**Given instruction:** List each line of the data that holds the string "management", please.

START

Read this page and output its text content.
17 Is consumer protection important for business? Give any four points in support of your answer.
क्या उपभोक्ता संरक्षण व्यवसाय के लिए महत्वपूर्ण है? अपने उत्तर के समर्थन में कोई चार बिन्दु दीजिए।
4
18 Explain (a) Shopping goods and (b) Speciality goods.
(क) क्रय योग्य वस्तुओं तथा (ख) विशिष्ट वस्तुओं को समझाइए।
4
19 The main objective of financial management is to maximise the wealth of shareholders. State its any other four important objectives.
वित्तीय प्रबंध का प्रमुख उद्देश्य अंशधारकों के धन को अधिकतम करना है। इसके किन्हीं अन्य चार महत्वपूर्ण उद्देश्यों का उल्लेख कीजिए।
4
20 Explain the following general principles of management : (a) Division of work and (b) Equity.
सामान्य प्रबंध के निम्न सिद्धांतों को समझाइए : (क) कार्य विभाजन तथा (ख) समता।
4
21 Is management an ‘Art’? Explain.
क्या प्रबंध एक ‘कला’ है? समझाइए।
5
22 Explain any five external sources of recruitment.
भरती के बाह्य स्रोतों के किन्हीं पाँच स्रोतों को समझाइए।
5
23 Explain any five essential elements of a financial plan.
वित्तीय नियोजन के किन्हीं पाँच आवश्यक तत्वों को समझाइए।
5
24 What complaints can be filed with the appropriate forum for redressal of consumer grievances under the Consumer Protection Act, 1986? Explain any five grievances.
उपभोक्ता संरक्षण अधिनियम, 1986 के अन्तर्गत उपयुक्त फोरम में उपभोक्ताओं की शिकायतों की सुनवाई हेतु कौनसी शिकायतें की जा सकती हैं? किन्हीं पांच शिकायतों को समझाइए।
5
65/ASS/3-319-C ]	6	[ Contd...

END

**Output of the task:**
19 The main objective of financial management is to maximise the wealth of shareholders. State its any other four important objectives.
20 Explain the following general principles of management : (a) Division of work and (b) Equity.
21 Is management an ‘Art’? Explain.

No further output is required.